Region annotation records
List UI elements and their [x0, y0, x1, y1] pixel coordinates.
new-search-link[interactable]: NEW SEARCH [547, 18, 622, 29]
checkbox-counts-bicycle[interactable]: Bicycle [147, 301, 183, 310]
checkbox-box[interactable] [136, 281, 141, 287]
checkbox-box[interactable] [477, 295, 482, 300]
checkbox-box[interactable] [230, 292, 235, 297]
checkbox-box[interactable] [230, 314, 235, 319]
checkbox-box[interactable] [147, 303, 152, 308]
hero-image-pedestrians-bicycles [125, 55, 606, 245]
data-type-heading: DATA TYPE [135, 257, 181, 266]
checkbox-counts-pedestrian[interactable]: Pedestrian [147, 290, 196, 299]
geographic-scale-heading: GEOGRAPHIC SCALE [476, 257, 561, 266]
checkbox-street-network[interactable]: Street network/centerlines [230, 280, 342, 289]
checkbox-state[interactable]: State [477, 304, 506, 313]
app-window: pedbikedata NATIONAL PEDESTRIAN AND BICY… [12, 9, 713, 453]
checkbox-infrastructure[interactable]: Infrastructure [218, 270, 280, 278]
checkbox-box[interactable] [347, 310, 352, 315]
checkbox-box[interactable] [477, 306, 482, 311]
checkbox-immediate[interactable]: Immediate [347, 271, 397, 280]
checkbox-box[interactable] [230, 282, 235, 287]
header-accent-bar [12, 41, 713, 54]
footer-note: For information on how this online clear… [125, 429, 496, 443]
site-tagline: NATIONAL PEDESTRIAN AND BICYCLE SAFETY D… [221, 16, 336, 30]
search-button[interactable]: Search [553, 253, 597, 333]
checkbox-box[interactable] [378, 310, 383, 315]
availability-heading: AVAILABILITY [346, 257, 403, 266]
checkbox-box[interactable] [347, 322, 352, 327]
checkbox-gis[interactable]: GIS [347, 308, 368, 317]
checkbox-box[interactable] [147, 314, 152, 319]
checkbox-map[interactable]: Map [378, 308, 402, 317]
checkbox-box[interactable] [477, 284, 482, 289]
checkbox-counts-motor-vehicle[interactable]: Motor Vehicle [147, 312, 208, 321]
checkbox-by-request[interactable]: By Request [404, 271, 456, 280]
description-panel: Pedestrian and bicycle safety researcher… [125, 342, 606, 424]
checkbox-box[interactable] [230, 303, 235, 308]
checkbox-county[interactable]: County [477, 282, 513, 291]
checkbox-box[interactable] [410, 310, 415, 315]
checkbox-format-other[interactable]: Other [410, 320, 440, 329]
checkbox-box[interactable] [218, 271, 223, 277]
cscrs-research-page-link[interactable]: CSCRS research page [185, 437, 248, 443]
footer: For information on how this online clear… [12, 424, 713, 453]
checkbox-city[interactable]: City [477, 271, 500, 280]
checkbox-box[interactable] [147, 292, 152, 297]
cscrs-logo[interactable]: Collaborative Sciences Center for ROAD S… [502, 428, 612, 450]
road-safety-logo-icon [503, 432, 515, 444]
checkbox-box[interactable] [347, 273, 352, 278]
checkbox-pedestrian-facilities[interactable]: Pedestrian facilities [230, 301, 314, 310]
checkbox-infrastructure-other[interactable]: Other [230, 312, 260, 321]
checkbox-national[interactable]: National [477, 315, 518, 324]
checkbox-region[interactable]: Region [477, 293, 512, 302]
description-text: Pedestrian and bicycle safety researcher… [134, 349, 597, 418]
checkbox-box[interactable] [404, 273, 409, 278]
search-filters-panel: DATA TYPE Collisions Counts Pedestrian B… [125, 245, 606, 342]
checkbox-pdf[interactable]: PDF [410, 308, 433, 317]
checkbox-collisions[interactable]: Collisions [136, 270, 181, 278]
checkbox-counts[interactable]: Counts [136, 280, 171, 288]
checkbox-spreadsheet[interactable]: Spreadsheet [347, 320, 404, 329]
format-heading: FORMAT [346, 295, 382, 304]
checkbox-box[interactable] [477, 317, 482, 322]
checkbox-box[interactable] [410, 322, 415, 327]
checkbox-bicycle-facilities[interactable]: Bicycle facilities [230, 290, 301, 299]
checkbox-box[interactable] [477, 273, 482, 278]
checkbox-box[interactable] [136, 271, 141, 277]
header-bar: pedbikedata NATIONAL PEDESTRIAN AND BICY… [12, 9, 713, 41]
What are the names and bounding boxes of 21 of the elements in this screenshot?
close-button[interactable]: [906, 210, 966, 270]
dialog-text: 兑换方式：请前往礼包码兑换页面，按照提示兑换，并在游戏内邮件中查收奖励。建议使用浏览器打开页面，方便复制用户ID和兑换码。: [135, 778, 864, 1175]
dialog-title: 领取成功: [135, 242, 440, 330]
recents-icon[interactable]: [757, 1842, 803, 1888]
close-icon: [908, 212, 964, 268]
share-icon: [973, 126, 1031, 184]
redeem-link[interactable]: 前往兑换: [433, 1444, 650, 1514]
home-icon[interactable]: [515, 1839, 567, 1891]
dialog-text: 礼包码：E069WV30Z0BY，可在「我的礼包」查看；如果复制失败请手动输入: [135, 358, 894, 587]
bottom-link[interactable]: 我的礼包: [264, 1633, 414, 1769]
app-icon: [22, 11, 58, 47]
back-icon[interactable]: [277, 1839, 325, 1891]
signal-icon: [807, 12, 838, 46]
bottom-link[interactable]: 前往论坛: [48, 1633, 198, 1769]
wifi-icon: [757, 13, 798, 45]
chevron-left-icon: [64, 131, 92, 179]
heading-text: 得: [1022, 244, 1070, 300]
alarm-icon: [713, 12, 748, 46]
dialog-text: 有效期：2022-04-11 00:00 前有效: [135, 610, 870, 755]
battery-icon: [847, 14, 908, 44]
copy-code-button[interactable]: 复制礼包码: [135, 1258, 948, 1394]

### SET EXERCISE
Give every line of the rows above as a JSON list of strings, with one string per line and blank lines left out.

### SOLUTION TO THIS TASK
[
  "List UI elements and their [x0, y0, x1, y1] pixel coordinates.",
  "new-search-link[interactable]: NEW SEARCH [547, 18, 622, 29]",
  "checkbox-counts-bicycle[interactable]: Bicycle [147, 301, 183, 310]",
  "checkbox-box[interactable] [136, 281, 141, 287]",
  "checkbox-box[interactable] [477, 295, 482, 300]",
  "checkbox-box[interactable] [230, 292, 235, 297]",
  "checkbox-box[interactable] [230, 314, 235, 319]",
  "checkbox-box[interactable] [147, 303, 152, 308]",
  "hero-image-pedestrians-bicycles [125, 55, 606, 245]",
  "data-type-heading: DATA TYPE [135, 257, 181, 266]",
  "checkbox-counts-pedestrian[interactable]: Pedestrian [147, 290, 196, 299]",
  "geographic-scale-heading: GEOGRAPHIC SCALE [476, 257, 561, 266]",
  "checkbox-street-network[interactable]: Street network/centerlines [230, 280, 342, 289]",
  "checkbox-state[interactable]: State [477, 304, 506, 313]",
  "app-window: pedbikedata NATIONAL PEDESTRIAN AND BICY… [12, 9, 713, 453]",
  "checkbox-infrastructure[interactable]: Infrastructure [218, 270, 280, 278]",
  "checkbox-box[interactable] [347, 310, 352, 315]",
  "checkbox-box[interactable] [477, 306, 482, 311]",
  "checkbox-immediate[interactable]: Immediate [347, 271, 397, 280]",
  "checkbox-box[interactable] [230, 282, 235, 287]",
  "header-accent-bar [12, 41, 713, 54]",
  "footer-note: For information on how this online clear… [125, 429, 496, 443]",
  "site-tagline: NATIONAL PEDESTRIAN AND BICYCLE SAFETY D… [221, 16, 336, 30]",
  "search-button[interactable]: Search [553, 253, 597, 333]",
  "checkbox-box[interactable] [378, 310, 383, 315]",
  "availability-heading: AVAILABILITY [346, 257, 403, 266]",
  "checkbox-box[interactable] [347, 322, 352, 327]",
  "checkbox-gis[interactable]: GIS [347, 308, 368, 317]",
  "checkbox-box[interactable] [147, 314, 152, 319]",
  "checkbox-map[interactable]: Map [378, 308, 402, 317]",
  "checkbox-box[interactable] [477, 284, 482, 289]",
  "checkbox-counts-motor-vehicle[interactable]: Motor Vehicle [147, 312, 208, 321]",
  "checkbox-by-request[interactable]: By Request [404, 271, 456, 280]",
  "description-panel: Pedestrian and bicycle safety researcher… [125, 342, 606, 424]",
  "checkbox-box[interactable] [230, 303, 235, 308]",
  "checkbox-county[interactable]: County [477, 282, 513, 291]",
  "checkbox-box[interactable] [410, 310, 415, 315]",
  "checkbox-format-other[interactable]: Other [410, 320, 440, 329]",
  "checkbox-box[interactable] [218, 271, 223, 277]",
  "cscrs-research-page-link[interactable]: CSCRS research page [185, 437, 248, 443]",
  "footer: For information on how this online clear… [12, 424, 713, 453]",
  "checkbox-city[interactable]: City [477, 271, 500, 280]",
  "checkbox-box[interactable] [147, 292, 152, 297]",
  "cscrs-logo[interactable]: Collaborative Sciences Center for ROAD S… [502, 428, 612, 450]",
  "road-safety-logo-icon [503, 432, 515, 444]",
  "checkbox-box[interactable] [347, 273, 352, 278]",
  "checkbox-pedestrian-facilities[interactable]: Pedestrian facilities [230, 301, 314, 310]",
  "checkbox-infrastructure-other[interactable]: Other [230, 312, 260, 321]",
  "checkbox-national[interactable]: National [477, 315, 518, 324]",
  "checkbox-region[interactable]: Region [477, 293, 512, 302]",
  "description-text: Pedestrian and bicycle safety researcher… [134, 349, 597, 418]",
  "checkbox-box[interactable] [404, 273, 409, 278]",
  "search-filters-panel: DATA TYPE Collisions Counts Pedestrian B… [125, 245, 606, 342]",
  "checkbox-pdf[interactable]: PDF [410, 308, 433, 317]",
  "checkbox-collisions[interactable]: Collisions [136, 270, 181, 278]",
  "checkbox-counts[interactable]: Counts [136, 280, 171, 288]",
  "checkbox-spreadsheet[interactable]: Spreadsheet [347, 320, 404, 329]",
  "format-heading: FORMAT [346, 295, 382, 304]",
  "checkbox-box[interactable] [477, 317, 482, 322]",
  "checkbox-box[interactable] [410, 322, 415, 327]",
  "checkbox-bicycle-facilities[interactable]: Bicycle facilities [230, 290, 301, 299]",
  "checkbox-box[interactable] [477, 273, 482, 278]",
  "checkbox-box[interactable] [136, 271, 141, 277]",
  "header-bar: pedbikedata NATIONAL PEDESTRIAN AND BICY… [12, 9, 713, 41]",
  "What are the names and bounding boxes of 21 of the elements in this screenshot?",
  "close-button[interactable]: [906, 210, 966, 270]",
  "dialog-text: 兑换方式：请前往礼包码兑换页面，按照提示兑换，并在游戏内邮件中查收奖励。建议使用浏览器打开页面，方便复制用户ID和兑换码。: [135, 778, 864, 1175]",
  "dialog-title: 领取成功: [135, 242, 440, 330]",
  "recents-icon[interactable]: [757, 1842, 803, 1888]",
  "close-icon: [908, 212, 964, 268]",
  "share-icon: [973, 126, 1031, 184]",
  "redeem-link[interactable]: 前往兑换: [433, 1444, 650, 1514]",
  "home-icon[interactable]: [515, 1839, 567, 1891]",
  "dialog-text: 礼包码：E069WV30Z0BY，可在「我的礼包」查看；如果复制失败请手动输入: [135, 358, 894, 587]",
  "bottom-link[interactable]: 我的礼包: [264, 1633, 414, 1769]",
  "app-icon: [22, 11, 58, 47]",
  "back-icon[interactable]: [277, 1839, 325, 1891]",
  "signal-icon: [807, 12, 838, 46]",
  "bottom-link[interactable]: 前往论坛: [48, 1633, 198, 1769]",
  "wifi-icon: [757, 13, 798, 45]",
  "chevron-left-icon: [64, 131, 92, 179]",
  "heading-text: 得: [1022, 244, 1070, 300]",
  "alarm-icon: [713, 12, 748, 46]",
  "dialog-text: 有效期：2022-04-11 00:00 前有效: [135, 610, 870, 755]",
  "battery-icon: [847, 14, 908, 44]",
  "copy-code-button[interactable]: 复制礼包码: [135, 1258, 948, 1394]"
]